* THE TASK
Reproduce the data exactly.

* DATA RECORDS
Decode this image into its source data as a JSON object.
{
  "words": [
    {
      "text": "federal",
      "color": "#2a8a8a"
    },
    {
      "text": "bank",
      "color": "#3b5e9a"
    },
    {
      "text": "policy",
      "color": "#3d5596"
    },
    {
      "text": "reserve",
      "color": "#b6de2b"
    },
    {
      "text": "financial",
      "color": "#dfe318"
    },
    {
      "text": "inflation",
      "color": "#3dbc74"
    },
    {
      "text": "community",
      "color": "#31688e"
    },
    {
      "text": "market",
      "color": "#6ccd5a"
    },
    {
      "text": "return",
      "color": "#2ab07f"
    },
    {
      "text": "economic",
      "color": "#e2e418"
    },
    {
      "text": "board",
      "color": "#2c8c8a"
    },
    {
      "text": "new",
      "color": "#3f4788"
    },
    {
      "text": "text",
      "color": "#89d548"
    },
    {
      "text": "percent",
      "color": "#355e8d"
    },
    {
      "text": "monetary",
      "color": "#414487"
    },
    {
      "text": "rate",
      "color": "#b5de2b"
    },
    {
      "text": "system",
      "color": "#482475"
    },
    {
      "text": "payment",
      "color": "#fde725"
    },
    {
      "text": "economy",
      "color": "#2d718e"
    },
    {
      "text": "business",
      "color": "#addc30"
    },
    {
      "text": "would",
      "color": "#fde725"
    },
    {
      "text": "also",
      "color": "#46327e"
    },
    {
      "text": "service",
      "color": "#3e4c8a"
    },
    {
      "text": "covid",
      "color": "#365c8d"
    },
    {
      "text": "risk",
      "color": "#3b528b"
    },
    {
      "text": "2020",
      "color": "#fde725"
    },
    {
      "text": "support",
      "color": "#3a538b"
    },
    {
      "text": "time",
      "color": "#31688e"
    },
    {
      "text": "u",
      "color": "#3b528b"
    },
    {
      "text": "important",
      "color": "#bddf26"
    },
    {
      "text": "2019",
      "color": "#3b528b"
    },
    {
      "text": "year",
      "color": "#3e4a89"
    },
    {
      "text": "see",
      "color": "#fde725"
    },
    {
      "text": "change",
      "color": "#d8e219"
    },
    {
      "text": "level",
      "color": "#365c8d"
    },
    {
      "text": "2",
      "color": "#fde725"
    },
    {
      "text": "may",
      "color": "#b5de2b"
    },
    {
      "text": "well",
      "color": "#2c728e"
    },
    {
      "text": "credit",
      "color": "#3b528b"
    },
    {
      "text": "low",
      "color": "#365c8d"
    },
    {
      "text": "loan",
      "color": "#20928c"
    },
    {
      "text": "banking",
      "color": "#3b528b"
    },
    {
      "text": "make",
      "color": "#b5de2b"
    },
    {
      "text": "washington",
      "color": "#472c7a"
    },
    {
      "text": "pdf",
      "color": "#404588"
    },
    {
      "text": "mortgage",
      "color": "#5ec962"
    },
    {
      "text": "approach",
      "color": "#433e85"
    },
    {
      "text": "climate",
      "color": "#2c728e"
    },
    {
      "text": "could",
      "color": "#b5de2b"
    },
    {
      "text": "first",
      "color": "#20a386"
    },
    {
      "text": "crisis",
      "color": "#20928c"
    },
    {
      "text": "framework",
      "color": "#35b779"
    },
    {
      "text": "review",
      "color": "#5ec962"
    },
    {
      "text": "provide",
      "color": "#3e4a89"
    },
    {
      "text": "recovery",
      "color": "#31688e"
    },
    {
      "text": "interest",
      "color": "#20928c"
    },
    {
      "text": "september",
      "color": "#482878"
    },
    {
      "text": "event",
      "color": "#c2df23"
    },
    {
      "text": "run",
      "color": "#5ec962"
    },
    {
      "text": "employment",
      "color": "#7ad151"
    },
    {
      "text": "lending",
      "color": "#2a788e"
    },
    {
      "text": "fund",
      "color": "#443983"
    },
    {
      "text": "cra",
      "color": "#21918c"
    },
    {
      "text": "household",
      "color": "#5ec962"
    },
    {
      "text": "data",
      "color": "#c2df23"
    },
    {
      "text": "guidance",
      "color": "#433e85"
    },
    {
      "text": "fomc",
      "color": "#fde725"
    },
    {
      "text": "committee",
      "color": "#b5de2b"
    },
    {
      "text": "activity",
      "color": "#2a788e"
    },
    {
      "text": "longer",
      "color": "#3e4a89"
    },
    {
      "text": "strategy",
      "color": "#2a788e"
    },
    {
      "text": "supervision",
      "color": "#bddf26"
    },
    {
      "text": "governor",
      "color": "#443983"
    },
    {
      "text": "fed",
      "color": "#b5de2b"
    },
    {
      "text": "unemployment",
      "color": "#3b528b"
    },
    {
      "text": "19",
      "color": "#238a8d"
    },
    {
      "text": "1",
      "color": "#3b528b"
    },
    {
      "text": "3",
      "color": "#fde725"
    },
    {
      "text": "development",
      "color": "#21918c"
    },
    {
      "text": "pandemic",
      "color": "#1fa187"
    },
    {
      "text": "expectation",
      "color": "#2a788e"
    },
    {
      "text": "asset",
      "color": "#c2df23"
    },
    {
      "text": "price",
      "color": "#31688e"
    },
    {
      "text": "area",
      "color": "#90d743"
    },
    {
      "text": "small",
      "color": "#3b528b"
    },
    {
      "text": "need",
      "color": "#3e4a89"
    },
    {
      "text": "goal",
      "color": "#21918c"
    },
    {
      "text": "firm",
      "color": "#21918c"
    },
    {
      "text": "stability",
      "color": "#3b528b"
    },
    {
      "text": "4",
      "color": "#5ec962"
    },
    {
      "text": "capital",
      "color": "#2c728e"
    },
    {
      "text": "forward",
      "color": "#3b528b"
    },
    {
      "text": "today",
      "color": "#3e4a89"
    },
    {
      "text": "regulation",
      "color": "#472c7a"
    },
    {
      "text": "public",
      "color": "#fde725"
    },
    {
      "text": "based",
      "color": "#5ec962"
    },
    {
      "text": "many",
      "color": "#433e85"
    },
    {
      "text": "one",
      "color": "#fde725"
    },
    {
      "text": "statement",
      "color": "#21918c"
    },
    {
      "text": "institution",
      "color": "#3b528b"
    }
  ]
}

* ANSWER
Decode this image into its source data as a JSON object.
{
  "words": [
    {
      "text": "federal",
      "color": "#2a8a8a"
    },
    {
      "text": "bank",
      "color": "#3b5e9a"
    },
    {
      "text": "policy",
      "color": "#3d5596"
    },
    {
      "text": "reserve",
      "color": "#b6de2b"
    },
    {
      "text": "financial",
      "color": "#dfe318"
    },
    {
      "text": "inflation",
      "color": "#3dbc74"
    },
    {
      "text": "community",
      "color": "#31688e"
    },
    {
      "text": "market",
      "color": "#6ccd5a"
    },
    {
      "text": "return",
      "color": "#2ab07f"
    },
    {
      "text": "economic",
      "color": "#e2e418"
    },
    {
      "text": "board",
      "color": "#2c8c8a"
    },
    {
      "text": "new",
      "color": "#3f4788"
    },
    {
      "text": "text",
      "color": "#89d548"
    },
    {
      "text": "percent",
      "color": "#355e8d"
    },
    {
      "text": "monetary",
      "color": "#414487"
    },
    {
      "text": "rate",
      "color": "#b5de2b"
    },
    {
      "text": "system",
      "color": "#482475"
    },
    {
      "text": "payment",
      "color": "#fde725"
    },
    {
      "text": "economy",
      "color": "#2d718e"
    },
    {
      "text": "business",
      "color": "#addc30"
    },
    {
      "text": "would",
      "color": "#fde725"
    },
    {
      "text": "also",
      "color": "#46327e"
    },
    {
      "text": "service",
      "color": "#3e4c8a"
    },
    {
      "text": "covid",
      "color": "#365c8d"
    },
    {
      "text": "risk",
      "color": "#3b528b"
    },
    {
      "text": "2020",
      "color": "#fde725"
    },
    {
      "text": "support",
      "color": "#3a538b"
    },
    {
      "text": "time",
      "color": "#31688e"
    },
    {
      "text": "u",
      "color": "#3b528b"
    },
    {
      "text": "important",
      "color": "#bddf26"
    },
    {
      "text": "2019",
      "color": "#3b528b"
    },
    {
      "text": "year",
      "color": "#3e4a89"
    },
    {
      "text": "see",
      "color": "#fde725"
    },
    {
      "text": "change",
      "color": "#d8e219"
    },
    {
      "text": "level",
      "color": "#365c8d"
    },
    {
      "text": "2",
      "color": "#fde725"
    },
    {
      "text": "may",
      "color": "#b5de2b"
    },
    {
      "text": "well",
      "color": "#2c728e"
    },
    {
      "text": "credit",
      "color": "#3b528b"
    },
    {
      "text": "low",
      "color": "#365c8d"
    },
    {
      "text": "loan",
      "color": "#20928c"
    },
    {
      "text": "banking",
      "color": "#3b528b"
    },
    {
      "text": "make",
      "color": "#b5de2b"
    },
    {
      "text": "washington",
      "color": "#472c7a"
    },
    {
      "text": "pdf",
      "color": "#404588"
    },
    {
      "text": "mortgage",
      "color": "#5ec962"
    },
    {
      "text": "approach",
      "color": "#433e85"
    },
    {
      "text": "climate",
      "color": "#2c728e"
    },
    {
      "text": "could",
      "color": "#b5de2b"
    },
    {
      "text": "first",
      "color": "#20a386"
    },
    {
      "text": "crisis",
      "color": "#20928c"
    },
    {
      "text": "framework",
      "color": "#35b779"
    },
    {
      "text": "review",
      "color": "#5ec962"
    },
    {
      "text": "provide",
      "color": "#3e4a89"
    },
    {
      "text": "recovery",
      "color": "#31688e"
    },
    {
      "text": "interest",
      "color": "#20928c"
    },
    {
      "text": "september",
      "color": "#482878"
    },
    {
      "text": "event",
      "color": "#c2df23"
    },
    {
      "text": "run",
      "color": "#5ec962"
    },
    {
      "text": "employment",
      "color": "#7ad151"
    },
    {
      "text": "lending",
      "color": "#2a788e"
    },
    {
      "text": "fund",
      "color": "#443983"
    },
    {
      "text": "cra",
      "color": "#21918c"
    },
    {
      "text": "household",
      "color": "#5ec962"
    },
    {
      "text": "data",
      "color": "#c2df23"
    },
    {
      "text": "guidance",
      "color": "#433e85"
    },
    {
      "text": "fomc",
      "color": "#fde725"
    },
    {
      "text": "committee",
      "color": "#b5de2b"
    },
    {
      "text": "activity",
      "color": "#2a788e"
    },
    {
      "text": "longer",
      "color": "#3e4a89"
    },
    {
      "text": "strategy",
      "color": "#2a788e"
    },
    {
      "text": "supervision",
      "color": "#bddf26"
    },
    {
      "text": "governor",
      "color": "#443983"
    },
    {
      "text": "fed",
      "color": "#b5de2b"
    },
    {
      "text": "unemployment",
      "color": "#3b528b"
    },
    {
      "text": "19",
      "color": "#238a8d"
    },
    {
      "text": "1",
      "color": "#3b528b"
    },
    {
      "text": "3",
      "color": "#fde725"
    },
    {
      "text": "development",
      "color": "#21918c"
    },
    {
      "text": "pandemic",
      "color": "#1fa187"
    },
    {
      "text": "expectation",
      "color": "#2a788e"
    },
    {
      "text": "asset",
      "color": "#c2df23"
    },
    {
      "text": "price",
      "color": "#31688e"
    },
    {
      "text": "area",
      "color": "#90d743"
    },
    {
      "text": "small",
      "color": "#3b528b"
    },
    {
      "text": "need",
      "color": "#3e4a89"
    },
    {
      "text": "goal",
      "color": "#21918c"
    },
    {
      "text": "firm",
      "color": "#21918c"
    },
    {
      "text": "stability",
      "color": "#3b528b"
    },
    {
      "text": "4",
      "color": "#5ec962"
    },
    {
      "text": "capital",
      "color": "#2c728e"
    },
    {
      "text": "forward",
      "color": "#3b528b"
    },
    {
      "text": "today",
      "color": "#3e4a89"
    },
    {
      "text": "regulation",
      "color": "#472c7a"
    },
    {
      "text": "public",
      "color": "#fde725"
    },
    {
      "text": "based",
      "color": "#5ec962"
    },
    {
      "text": "many",
      "color": "#433e85"
    },
    {
      "text": "one",
      "color": "#fde725"
    },
    {
      "text": "statement",
      "color": "#21918c"
    },
    {
      "text": "institution",
      "color": "#3b528b"
    }
  ]
}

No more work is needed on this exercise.